* What you should do
Return each line containing "微雨红尘".

(Saved entries)
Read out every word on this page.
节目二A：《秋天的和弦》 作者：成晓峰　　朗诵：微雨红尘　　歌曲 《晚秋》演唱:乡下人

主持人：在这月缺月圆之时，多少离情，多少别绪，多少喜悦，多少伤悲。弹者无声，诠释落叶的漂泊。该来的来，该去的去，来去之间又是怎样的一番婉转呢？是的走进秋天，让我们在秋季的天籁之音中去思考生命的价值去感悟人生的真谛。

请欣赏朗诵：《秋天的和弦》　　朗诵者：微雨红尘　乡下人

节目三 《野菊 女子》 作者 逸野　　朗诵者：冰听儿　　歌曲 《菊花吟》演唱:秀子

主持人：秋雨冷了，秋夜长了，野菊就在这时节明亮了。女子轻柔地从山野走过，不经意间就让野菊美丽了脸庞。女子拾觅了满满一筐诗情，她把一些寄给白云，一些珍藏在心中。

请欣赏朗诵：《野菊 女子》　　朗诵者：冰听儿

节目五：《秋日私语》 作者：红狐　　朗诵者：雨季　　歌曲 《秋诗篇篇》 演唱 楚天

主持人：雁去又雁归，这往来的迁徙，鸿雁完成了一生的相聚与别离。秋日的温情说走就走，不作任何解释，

* Full response
节目二A：《秋天的和弦》 作者：成晓峰　　朗诵：微雨红尘　　歌曲 《晚秋》演唱:乡下人
请欣赏朗诵：《秋天的和弦》　　朗诵者：微雨红尘　乡下人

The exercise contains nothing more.